*** Material for the task

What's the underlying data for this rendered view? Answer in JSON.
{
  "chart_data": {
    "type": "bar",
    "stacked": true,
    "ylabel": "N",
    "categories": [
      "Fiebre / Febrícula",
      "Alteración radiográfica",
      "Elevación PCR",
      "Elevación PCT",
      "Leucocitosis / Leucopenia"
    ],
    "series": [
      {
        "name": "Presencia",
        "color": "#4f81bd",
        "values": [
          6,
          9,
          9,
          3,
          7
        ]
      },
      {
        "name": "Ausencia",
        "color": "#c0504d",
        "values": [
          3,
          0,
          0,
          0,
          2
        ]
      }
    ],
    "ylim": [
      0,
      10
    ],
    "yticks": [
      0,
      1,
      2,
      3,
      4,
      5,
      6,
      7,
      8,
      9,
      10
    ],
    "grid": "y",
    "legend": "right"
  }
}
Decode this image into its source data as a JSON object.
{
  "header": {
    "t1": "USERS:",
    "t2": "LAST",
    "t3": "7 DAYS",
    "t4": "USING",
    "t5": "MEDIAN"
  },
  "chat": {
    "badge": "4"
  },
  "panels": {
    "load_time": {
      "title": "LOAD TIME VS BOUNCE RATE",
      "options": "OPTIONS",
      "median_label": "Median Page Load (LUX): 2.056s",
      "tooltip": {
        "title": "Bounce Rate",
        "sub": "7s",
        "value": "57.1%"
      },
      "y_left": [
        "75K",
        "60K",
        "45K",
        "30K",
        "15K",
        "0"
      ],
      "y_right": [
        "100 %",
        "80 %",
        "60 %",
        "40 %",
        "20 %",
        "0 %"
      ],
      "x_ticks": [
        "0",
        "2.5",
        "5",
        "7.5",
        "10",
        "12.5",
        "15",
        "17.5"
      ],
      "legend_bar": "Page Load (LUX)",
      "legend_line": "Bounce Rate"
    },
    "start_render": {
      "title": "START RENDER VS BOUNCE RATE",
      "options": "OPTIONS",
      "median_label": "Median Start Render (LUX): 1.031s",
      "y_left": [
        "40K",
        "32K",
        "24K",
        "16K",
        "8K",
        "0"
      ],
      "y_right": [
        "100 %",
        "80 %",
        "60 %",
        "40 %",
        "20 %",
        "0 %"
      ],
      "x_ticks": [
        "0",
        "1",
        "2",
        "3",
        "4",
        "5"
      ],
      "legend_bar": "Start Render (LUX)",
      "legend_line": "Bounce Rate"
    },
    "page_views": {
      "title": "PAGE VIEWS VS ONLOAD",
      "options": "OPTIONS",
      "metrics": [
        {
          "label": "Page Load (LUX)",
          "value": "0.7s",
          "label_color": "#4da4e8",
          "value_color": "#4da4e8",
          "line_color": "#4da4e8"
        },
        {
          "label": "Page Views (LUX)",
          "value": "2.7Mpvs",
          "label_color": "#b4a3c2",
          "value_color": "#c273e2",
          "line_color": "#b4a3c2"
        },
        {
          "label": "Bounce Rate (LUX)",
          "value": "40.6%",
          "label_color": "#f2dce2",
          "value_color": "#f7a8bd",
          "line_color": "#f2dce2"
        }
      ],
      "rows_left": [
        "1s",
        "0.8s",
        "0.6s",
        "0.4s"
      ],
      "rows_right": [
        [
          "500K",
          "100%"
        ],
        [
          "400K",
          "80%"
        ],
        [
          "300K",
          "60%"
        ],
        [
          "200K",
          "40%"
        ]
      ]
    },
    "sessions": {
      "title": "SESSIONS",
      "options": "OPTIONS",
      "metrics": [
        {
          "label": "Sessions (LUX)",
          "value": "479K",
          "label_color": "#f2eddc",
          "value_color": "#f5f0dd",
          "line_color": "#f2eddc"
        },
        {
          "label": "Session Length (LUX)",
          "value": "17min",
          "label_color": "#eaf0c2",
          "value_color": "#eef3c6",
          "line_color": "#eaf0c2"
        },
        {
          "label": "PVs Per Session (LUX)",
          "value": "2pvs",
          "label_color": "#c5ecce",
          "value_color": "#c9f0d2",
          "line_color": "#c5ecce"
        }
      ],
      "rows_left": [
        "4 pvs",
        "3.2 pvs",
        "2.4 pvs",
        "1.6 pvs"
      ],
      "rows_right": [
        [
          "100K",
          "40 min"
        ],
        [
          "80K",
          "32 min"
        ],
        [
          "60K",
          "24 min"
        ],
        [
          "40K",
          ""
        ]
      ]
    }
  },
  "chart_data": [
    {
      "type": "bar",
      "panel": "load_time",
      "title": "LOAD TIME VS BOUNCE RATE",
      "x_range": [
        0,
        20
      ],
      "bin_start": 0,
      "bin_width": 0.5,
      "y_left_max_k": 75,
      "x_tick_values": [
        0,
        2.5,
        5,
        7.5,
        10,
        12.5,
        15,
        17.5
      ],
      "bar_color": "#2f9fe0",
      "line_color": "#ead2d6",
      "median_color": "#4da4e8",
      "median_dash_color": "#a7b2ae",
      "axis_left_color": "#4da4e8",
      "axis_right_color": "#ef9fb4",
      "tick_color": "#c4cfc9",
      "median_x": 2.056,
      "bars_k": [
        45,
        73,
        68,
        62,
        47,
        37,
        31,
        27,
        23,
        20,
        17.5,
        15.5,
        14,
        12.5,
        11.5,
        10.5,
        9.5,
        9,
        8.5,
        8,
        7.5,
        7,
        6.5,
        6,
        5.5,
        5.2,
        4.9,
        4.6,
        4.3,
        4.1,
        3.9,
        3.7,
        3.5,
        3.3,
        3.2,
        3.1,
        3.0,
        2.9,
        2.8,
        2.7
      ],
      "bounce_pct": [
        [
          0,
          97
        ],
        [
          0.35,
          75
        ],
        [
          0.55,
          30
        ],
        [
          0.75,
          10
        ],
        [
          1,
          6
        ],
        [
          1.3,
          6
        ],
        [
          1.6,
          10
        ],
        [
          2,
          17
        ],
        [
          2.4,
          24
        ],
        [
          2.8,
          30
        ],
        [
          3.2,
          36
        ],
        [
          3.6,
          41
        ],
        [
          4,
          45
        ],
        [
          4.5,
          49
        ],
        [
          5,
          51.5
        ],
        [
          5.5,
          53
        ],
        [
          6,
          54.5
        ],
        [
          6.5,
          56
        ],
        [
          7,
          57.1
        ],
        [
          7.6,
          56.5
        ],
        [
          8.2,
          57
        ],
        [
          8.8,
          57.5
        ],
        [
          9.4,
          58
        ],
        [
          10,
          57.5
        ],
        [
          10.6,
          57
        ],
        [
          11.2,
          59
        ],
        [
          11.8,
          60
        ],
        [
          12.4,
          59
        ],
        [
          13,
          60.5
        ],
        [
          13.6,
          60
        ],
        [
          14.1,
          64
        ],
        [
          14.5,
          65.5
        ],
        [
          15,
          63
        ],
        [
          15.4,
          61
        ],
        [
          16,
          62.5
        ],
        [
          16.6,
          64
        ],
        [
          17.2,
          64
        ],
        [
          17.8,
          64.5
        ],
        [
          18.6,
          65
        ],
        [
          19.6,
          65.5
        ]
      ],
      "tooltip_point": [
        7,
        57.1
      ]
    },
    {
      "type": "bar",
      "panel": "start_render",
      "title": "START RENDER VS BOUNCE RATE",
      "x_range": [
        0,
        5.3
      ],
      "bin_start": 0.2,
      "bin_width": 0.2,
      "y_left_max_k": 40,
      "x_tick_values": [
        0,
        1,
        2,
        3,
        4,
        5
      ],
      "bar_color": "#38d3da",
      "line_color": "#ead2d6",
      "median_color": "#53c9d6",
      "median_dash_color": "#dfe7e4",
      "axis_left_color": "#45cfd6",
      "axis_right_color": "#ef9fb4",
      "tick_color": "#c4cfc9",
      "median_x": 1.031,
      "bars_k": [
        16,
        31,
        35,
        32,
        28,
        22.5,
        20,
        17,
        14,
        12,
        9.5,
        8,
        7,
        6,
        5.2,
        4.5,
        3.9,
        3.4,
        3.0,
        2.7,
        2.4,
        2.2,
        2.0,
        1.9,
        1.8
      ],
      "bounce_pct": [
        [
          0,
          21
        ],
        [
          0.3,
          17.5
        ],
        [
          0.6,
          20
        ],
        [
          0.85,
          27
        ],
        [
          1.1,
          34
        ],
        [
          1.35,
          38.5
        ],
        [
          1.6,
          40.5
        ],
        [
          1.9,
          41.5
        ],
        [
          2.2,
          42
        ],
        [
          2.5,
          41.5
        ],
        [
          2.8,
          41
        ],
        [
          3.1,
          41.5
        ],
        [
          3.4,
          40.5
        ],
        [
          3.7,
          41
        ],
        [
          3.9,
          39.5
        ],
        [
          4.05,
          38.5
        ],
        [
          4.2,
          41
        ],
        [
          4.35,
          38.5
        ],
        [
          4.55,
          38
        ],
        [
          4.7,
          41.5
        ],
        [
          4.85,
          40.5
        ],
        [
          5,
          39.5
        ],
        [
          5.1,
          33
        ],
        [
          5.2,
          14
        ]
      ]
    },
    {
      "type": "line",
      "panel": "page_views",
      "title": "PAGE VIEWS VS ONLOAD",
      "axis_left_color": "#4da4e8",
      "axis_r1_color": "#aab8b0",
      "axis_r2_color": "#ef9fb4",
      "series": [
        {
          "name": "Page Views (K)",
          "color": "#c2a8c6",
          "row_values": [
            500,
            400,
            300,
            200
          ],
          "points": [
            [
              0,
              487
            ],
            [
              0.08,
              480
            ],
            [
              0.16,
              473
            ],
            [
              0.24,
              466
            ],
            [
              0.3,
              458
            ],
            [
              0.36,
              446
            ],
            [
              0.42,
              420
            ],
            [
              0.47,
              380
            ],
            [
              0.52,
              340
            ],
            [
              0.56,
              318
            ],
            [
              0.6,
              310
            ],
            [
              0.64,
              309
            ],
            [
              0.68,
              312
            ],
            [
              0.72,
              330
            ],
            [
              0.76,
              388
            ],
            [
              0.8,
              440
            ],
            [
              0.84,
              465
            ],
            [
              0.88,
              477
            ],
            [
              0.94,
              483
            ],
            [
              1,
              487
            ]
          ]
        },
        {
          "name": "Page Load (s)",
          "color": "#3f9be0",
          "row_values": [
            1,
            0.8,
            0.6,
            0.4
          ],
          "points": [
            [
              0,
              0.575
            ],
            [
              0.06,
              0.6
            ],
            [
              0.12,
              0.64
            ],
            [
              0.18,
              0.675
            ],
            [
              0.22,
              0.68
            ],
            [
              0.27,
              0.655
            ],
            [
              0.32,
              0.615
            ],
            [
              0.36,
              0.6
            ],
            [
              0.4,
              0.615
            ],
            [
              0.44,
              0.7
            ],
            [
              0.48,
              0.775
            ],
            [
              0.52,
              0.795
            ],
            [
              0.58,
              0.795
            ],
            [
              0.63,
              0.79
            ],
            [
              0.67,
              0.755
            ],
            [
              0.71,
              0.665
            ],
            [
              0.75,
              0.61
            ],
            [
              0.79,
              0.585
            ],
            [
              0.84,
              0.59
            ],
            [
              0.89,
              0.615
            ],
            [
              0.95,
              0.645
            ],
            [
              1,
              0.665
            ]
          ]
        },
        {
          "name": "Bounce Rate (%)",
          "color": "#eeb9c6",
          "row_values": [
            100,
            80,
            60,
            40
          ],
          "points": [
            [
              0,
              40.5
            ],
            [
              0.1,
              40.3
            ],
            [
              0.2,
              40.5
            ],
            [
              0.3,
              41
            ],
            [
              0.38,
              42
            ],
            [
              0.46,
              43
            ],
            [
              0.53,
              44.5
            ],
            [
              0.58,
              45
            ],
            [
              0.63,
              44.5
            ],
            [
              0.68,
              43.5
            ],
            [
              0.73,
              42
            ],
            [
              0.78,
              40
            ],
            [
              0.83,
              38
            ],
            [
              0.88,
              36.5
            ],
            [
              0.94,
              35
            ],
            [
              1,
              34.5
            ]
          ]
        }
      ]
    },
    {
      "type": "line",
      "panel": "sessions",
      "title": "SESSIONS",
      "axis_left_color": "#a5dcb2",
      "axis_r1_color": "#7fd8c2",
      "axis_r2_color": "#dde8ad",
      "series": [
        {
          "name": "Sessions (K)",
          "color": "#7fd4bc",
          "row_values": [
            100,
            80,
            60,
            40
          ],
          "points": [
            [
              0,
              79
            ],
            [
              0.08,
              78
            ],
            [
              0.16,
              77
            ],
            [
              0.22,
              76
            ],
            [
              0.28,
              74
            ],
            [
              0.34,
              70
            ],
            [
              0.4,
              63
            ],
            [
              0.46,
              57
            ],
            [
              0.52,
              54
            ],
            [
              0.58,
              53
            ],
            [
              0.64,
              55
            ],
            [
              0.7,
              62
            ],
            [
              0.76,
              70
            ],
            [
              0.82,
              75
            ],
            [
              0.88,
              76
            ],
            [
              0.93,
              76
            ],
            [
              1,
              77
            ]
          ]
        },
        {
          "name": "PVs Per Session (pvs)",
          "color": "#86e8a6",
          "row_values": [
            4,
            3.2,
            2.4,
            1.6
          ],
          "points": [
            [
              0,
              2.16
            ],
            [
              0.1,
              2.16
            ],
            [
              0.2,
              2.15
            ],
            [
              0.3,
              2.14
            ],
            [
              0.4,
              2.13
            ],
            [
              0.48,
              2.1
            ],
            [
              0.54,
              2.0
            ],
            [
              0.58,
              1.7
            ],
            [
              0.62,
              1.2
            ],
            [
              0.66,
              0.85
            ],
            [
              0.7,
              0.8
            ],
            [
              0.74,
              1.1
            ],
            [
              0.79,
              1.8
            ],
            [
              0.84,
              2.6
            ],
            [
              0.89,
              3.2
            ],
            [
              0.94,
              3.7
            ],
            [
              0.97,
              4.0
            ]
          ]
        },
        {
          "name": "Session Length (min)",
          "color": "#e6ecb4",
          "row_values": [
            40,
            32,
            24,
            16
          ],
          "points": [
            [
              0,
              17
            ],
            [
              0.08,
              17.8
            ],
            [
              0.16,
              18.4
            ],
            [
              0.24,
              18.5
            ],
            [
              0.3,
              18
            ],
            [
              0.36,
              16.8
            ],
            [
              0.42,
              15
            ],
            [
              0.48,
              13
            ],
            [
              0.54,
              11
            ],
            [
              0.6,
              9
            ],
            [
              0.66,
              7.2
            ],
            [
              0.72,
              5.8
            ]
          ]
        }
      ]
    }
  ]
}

******

#### Written exercise:
Where a line of the records above holds the word "this", copy that line.

#### Response to the exercise:
What's the underlying data for this rendered view? Answer in JSON.
Decode this image into its source data as a JSON object.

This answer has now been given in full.